● **WHAT YOU SHOULD DO**
Return every record below exactly as written, omitting any pictures.

● **SOURCE RECORDS**

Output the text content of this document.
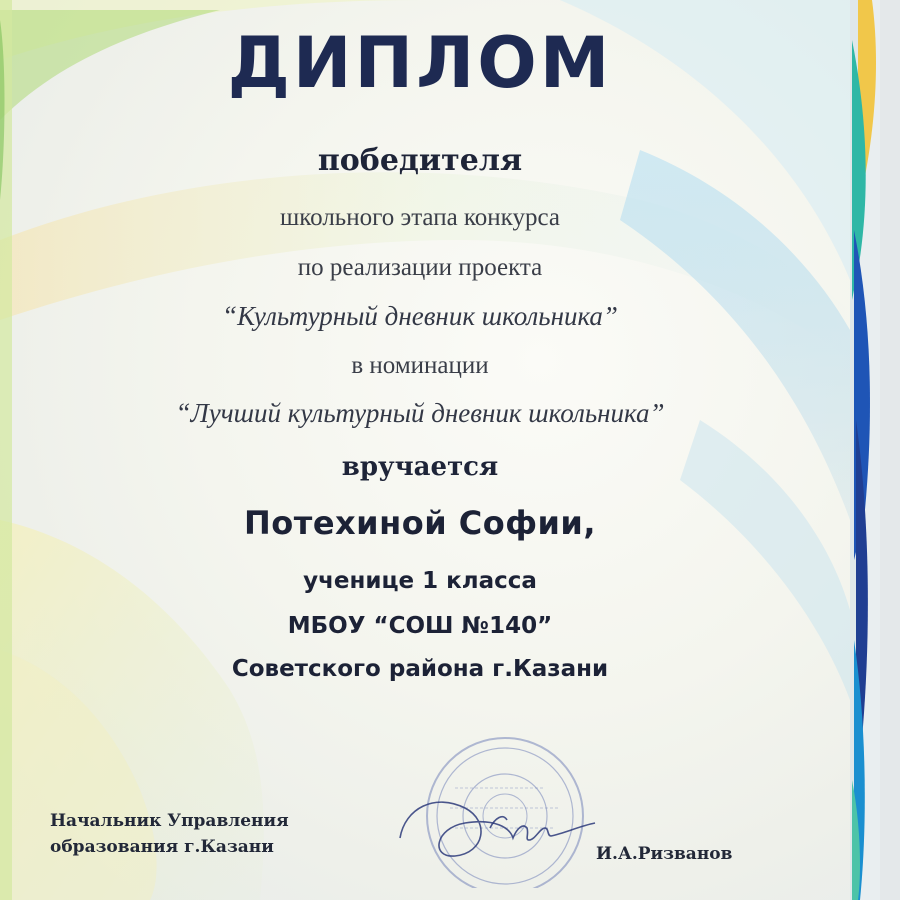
ДИПЛОМ
победителя
школьного этапа конкурса
по реализации проекта
“Культурный дневник школьника”
в номинации
“Лучший культурный дневник школьника”
вручается
Потехиной Софии,
ученице 1 класса
МБОУ “СОШ №140”
Советского района г.Казани
Начальник Управления
образования г.Казани	И.А.Ризванов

● **EXERCISE ANSWER**
Output the text content of this document.
ДИПЛОМ
победителя
школьного этапа конкурса
по реализации проекта
“Культурный дневник школьника”
в номинации
“Лучший культурный дневник школьника”
вручается
Потехиной Софии,
ученице 1 класса
МБОУ “СОШ №140”
Советского района г.Казани
Начальник Управления
образования г.Казани	И.А.Ризванов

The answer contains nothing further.